- Required work: Report all lines holding "文化大革命".
--- begin ---
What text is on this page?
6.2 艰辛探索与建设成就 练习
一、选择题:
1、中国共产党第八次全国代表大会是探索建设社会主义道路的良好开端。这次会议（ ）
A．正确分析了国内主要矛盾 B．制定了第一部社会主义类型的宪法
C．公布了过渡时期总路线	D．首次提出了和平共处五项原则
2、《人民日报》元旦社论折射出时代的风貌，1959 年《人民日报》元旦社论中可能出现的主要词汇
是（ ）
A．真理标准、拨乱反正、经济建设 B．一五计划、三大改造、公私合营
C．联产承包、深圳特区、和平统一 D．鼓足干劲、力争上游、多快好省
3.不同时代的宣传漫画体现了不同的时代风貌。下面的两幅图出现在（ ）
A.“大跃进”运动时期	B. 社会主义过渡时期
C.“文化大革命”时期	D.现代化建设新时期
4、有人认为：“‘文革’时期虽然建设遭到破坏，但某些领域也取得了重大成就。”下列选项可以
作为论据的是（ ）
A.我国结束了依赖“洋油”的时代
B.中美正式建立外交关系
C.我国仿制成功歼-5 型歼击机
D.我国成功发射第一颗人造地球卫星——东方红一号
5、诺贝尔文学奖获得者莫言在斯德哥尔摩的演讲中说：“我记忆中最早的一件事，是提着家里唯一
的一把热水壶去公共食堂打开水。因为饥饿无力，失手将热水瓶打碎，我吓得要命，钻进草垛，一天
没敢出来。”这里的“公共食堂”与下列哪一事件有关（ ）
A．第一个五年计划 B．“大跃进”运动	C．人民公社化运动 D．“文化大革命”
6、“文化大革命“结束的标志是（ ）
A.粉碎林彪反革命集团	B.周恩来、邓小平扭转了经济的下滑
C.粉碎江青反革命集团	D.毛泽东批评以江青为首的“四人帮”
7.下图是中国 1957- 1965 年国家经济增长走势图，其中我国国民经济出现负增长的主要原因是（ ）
--- end ---
- Written solution:
C.“文化大革命”时期	D.现代化建设新时期
A．第一个五年计划 B．“大跃进”运动	C．人民公社化运动 D．“文化大革命”
6、“文化大革命“结束的标志是（ ）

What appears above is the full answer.